• _The problem_: Retype each line exactly. Skip images.

# # #

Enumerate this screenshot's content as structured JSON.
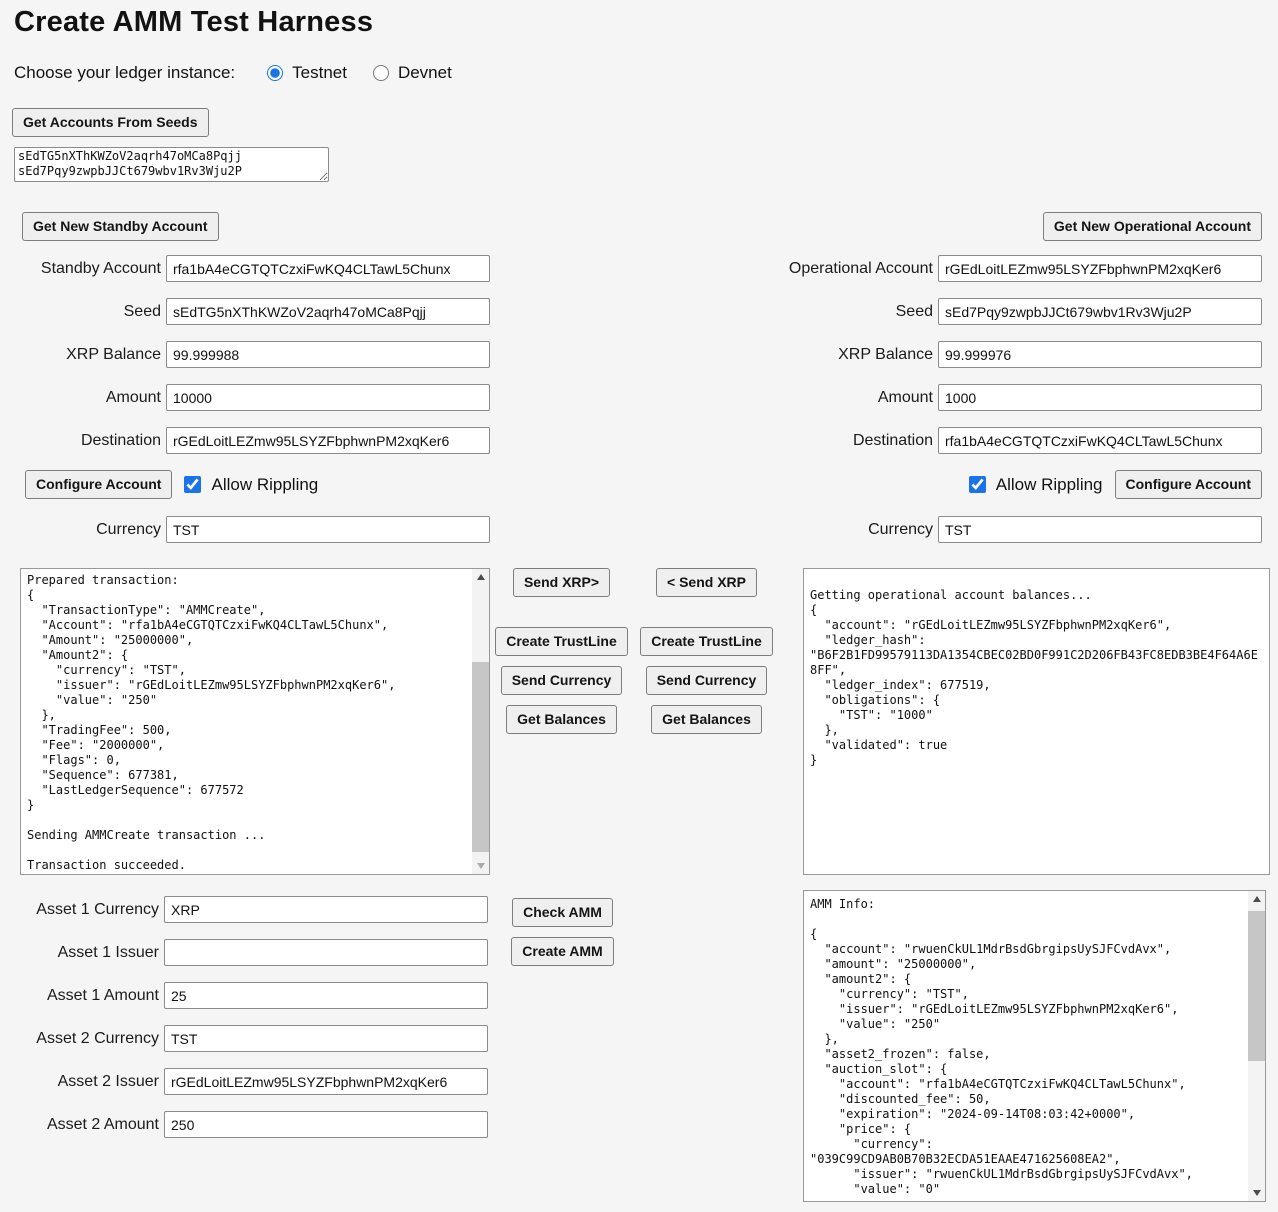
{
  "header": {
    "title": "Create AMM Test Harness"
  },
  "ledger_chooser": {
    "label": "Choose your ledger instance:",
    "options": [
      {
        "label": "Testnet",
        "selected": true
      },
      {
        "label": "Devnet",
        "selected": false
      }
    ]
  },
  "seeds_section": {
    "get_accounts_button": "Get Accounts From Seeds",
    "seeds_value": "sEdTG5nXThKWZoV2aqrh47oMCa8Pqjj\nsEd7Pqy9zwpbJJCt679wbv1Rv3Wju2P"
  },
  "standby": {
    "get_new_account_button": "Get New Standby Account",
    "fields": {
      "account": {
        "label": "Standby Account",
        "value": "rfa1bA4eCGTQTCzxiFwKQ4CLTawL5Chunx"
      },
      "seed": {
        "label": "Seed",
        "value": "sEdTG5nXThKWZoV2aqrh47oMCa8Pqjj"
      },
      "xrp_balance": {
        "label": "XRP Balance",
        "value": "99.999988"
      },
      "amount": {
        "label": "Amount",
        "value": "10000"
      },
      "destination": {
        "label": "Destination",
        "value": "rGEdLoitLEZmw95LSYZFbphwnPM2xqKer6"
      },
      "currency": {
        "label": "Currency",
        "value": "TST"
      }
    },
    "configure_button": "Configure Account",
    "allow_rippling": {
      "label": "Allow Rippling",
      "checked": true
    }
  },
  "operational": {
    "get_new_account_button": "Get New Operational Account",
    "fields": {
      "account": {
        "label": "Operational Account",
        "value": "rGEdLoitLEZmw95LSYZFbphwnPM2xqKer6"
      },
      "seed": {
        "label": "Seed",
        "value": "sEd7Pqy9zwpbJJCt679wbv1Rv3Wju2P"
      },
      "xrp_balance": {
        "label": "XRP Balance",
        "value": "99.999976"
      },
      "amount": {
        "label": "Amount",
        "value": "1000"
      },
      "destination": {
        "label": "Destination",
        "value": "rfa1bA4eCGTQTCzxiFwKQ4CLTawL5Chunx"
      },
      "currency": {
        "label": "Currency",
        "value": "TST"
      }
    },
    "configure_button": "Configure Account",
    "allow_rippling": {
      "label": "Allow Rippling",
      "checked": true
    }
  },
  "actions": {
    "standby": {
      "send_xrp": "Send XRP>",
      "create_trustline": "Create TrustLine",
      "send_currency": "Send Currency",
      "get_balances": "Get Balances"
    },
    "operational": {
      "send_xrp": "< Send XRP",
      "create_trustline": "Create TrustLine",
      "send_currency": "Send Currency",
      "get_balances": "Get Balances"
    }
  },
  "logs": {
    "standby_results": "Prepared transaction:\n{\n  \"TransactionType\": \"AMMCreate\",\n  \"Account\": \"rfa1bA4eCGTQTCzxiFwKQ4CLTawL5Chunx\",\n  \"Amount\": \"25000000\",\n  \"Amount2\": {\n    \"currency\": \"TST\",\n    \"issuer\": \"rGEdLoitLEZmw95LSYZFbphwnPM2xqKer6\",\n    \"value\": \"250\"\n  },\n  \"TradingFee\": 500,\n  \"Fee\": \"2000000\",\n  \"Flags\": 0,\n  \"Sequence\": 677381,\n  \"LastLedgerSequence\": 677572\n}\n\nSending AMMCreate transaction ...\n\nTransaction succeeded.",
    "operational_results": "\nGetting operational account balances...\n{\n  \"account\": \"rGEdLoitLEZmw95LSYZFbphwnPM2xqKer6\",\n  \"ledger_hash\":\n\"B6F2B1FD99579113DA1354CBEC02BD0F991C2D206FB43FC8EDB3BE4F64A6E\n8FF\",\n  \"ledger_index\": 677519,\n  \"obligations\": {\n    \"TST\": \"1000\"\n  },\n  \"validated\": true\n}",
    "amm_info": "AMM Info:\n\n{\n  \"account\": \"rwuenCkUL1MdrBsdGbrgipsUySJFCvdAvx\",\n  \"amount\": \"25000000\",\n  \"amount2\": {\n    \"currency\": \"TST\",\n    \"issuer\": \"rGEdLoitLEZmw95LSYZFbphwnPM2xqKer6\",\n    \"value\": \"250\"\n  },\n  \"asset2_frozen\": false,\n  \"auction_slot\": {\n    \"account\": \"rfa1bA4eCGTQTCzxiFwKQ4CLTawL5Chunx\",\n    \"discounted_fee\": 50,\n    \"expiration\": \"2024-09-14T08:03:42+0000\",\n    \"price\": {\n      \"currency\":\n\"039C99CD9AB0B70B32ECDA51EAAE471625608EA2\",\n      \"issuer\": \"rwuenCkUL1MdrBsdGbrgipsUySJFCvdAvx\",\n      \"value\": \"0\""
  },
  "amm": {
    "check_button": "Check AMM",
    "create_button": "Create AMM",
    "fields": {
      "asset1_currency": {
        "label": "Asset 1 Currency",
        "value": "XRP"
      },
      "asset1_issuer": {
        "label": "Asset 1 Issuer",
        "value": ""
      },
      "asset1_amount": {
        "label": "Asset 1 Amount",
        "value": "25"
      },
      "asset2_currency": {
        "label": "Asset 2 Currency",
        "value": "TST"
      },
      "asset2_issuer": {
        "label": "Asset 2 Issuer",
        "value": "rGEdLoitLEZmw95LSYZFbphwnPM2xqKer6"
      },
      "asset2_amount": {
        "label": "Asset 2 Amount",
        "value": "250"
      }
    }
  },
  "colors": {
    "accent_blue": "#1a73e8",
    "page_background": "#f5f5f6",
    "button_background": "#efefef"
  }
}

# # #

• _Result_:
Enumerate this screenshot's content as structured JSON.
{
  "header": {
    "title": "Create AMM Test Harness"
  },
  "ledger_chooser": {
    "label": "Choose your ledger instance:",
    "options": [
      {
        "label": "Testnet",
        "selected": true
      },
      {
        "label": "Devnet",
        "selected": false
      }
    ]
  },
  "seeds_section": {
    "get_accounts_button": "Get Accounts From Seeds",
    "seeds_value": "sEdTG5nXThKWZoV2aqrh47oMCa8Pqjj\nsEd7Pqy9zwpbJJCt679wbv1Rv3Wju2P"
  },
  "standby": {
    "get_new_account_button": "Get New Standby Account",
    "fields": {
      "account": {
        "label": "Standby Account",
        "value": "rfa1bA4eCGTQTCzxiFwKQ4CLTawL5Chunx"
      },
      "seed": {
        "label": "Seed",
        "value": "sEdTG5nXThKWZoV2aqrh47oMCa8Pqjj"
      },
      "xrp_balance": {
        "label": "XRP Balance",
        "value": "99.999988"
      },
      "amount": {
        "label": "Amount",
        "value": "10000"
      },
      "destination": {
        "label": "Destination",
        "value": "rGEdLoitLEZmw95LSYZFbphwnPM2xqKer6"
      },
      "currency": {
        "label": "Currency",
        "value": "TST"
      }
    },
    "configure_button": "Configure Account",
    "allow_rippling": {
      "label": "Allow Rippling",
      "checked": true
    }
  },
  "operational": {
    "get_new_account_button": "Get New Operational Account",
    "fields": {
      "account": {
        "label": "Operational Account",
        "value": "rGEdLoitLEZmw95LSYZFbphwnPM2xqKer6"
      },
      "seed": {
        "label": "Seed",
        "value": "sEd7Pqy9zwpbJJCt679wbv1Rv3Wju2P"
      },
      "xrp_balance": {
        "label": "XRP Balance",
        "value": "99.999976"
      },
      "amount": {
        "label": "Amount",
        "value": "1000"
      },
      "destination": {
        "label": "Destination",
        "value": "rfa1bA4eCGTQTCzxiFwKQ4CLTawL5Chunx"
      },
      "currency": {
        "label": "Currency",
        "value": "TST"
      }
    },
    "configure_button": "Configure Account",
    "allow_rippling": {
      "label": "Allow Rippling",
      "checked": true
    }
  },
  "actions": {
    "standby": {
      "send_xrp": "Send XRP>",
      "create_trustline": "Create TrustLine",
      "send_currency": "Send Currency",
      "get_balances": "Get Balances"
    },
    "operational": {
      "send_xrp": "< Send XRP",
      "create_trustline": "Create TrustLine",
      "send_currency": "Send Currency",
      "get_balances": "Get Balances"
    }
  },
  "logs": {
    "standby_results": "Prepared transaction:\n{\n  \"TransactionType\": \"AMMCreate\",\n  \"Account\": \"rfa1bA4eCGTQTCzxiFwKQ4CLTawL5Chunx\",\n  \"Amount\": \"25000000\",\n  \"Amount2\": {\n    \"currency\": \"TST\",\n    \"issuer\": \"rGEdLoitLEZmw95LSYZFbphwnPM2xqKer6\",\n    \"value\": \"250\"\n  },\n  \"TradingFee\": 500,\n  \"Fee\": \"2000000\",\n  \"Flags\": 0,\n  \"Sequence\": 677381,\n  \"LastLedgerSequence\": 677572\n}\n\nSending AMMCreate transaction ...\n\nTransaction succeeded.",
    "operational_results": "\nGetting operational account balances...\n{\n  \"account\": \"rGEdLoitLEZmw95LSYZFbphwnPM2xqKer6\",\n  \"ledger_hash\":\n\"B6F2B1FD99579113DA1354CBEC02BD0F991C2D206FB43FC8EDB3BE4F64A6E\n8FF\",\n  \"ledger_index\": 677519,\n  \"obligations\": {\n    \"TST\": \"1000\"\n  },\n  \"validated\": true\n}",
    "amm_info": "AMM Info:\n\n{\n  \"account\": \"rwuenCkUL1MdrBsdGbrgipsUySJFCvdAvx\",\n  \"amount\": \"25000000\",\n  \"amount2\": {\n    \"currency\": \"TST\",\n    \"issuer\": \"rGEdLoitLEZmw95LSYZFbphwnPM2xqKer6\",\n    \"value\": \"250\"\n  },\n  \"asset2_frozen\": false,\n  \"auction_slot\": {\n    \"account\": \"rfa1bA4eCGTQTCzxiFwKQ4CLTawL5Chunx\",\n    \"discounted_fee\": 50,\n    \"expiration\": \"2024-09-14T08:03:42+0000\",\n    \"price\": {\n      \"currency\":\n\"039C99CD9AB0B70B32ECDA51EAAE471625608EA2\",\n      \"issuer\": \"rwuenCkUL1MdrBsdGbrgipsUySJFCvdAvx\",\n      \"value\": \"0\""
  },
  "amm": {
    "check_button": "Check AMM",
    "create_button": "Create AMM",
    "fields": {
      "asset1_currency": {
        "label": "Asset 1 Currency",
        "value": "XRP"
      },
      "asset1_issuer": {
        "label": "Asset 1 Issuer",
        "value": ""
      },
      "asset1_amount": {
        "label": "Asset 1 Amount",
        "value": "25"
      },
      "asset2_currency": {
        "label": "Asset 2 Currency",
        "value": "TST"
      },
      "asset2_issuer": {
        "label": "Asset 2 Issuer",
        "value": "rGEdLoitLEZmw95LSYZFbphwnPM2xqKer6"
      },
      "asset2_amount": {
        "label": "Asset 2 Amount",
        "value": "250"
      }
    }
  },
  "colors": {
    "accent_blue": "#1a73e8",
    "page_background": "#f5f5f6",
    "button_background": "#efefef"
  }
}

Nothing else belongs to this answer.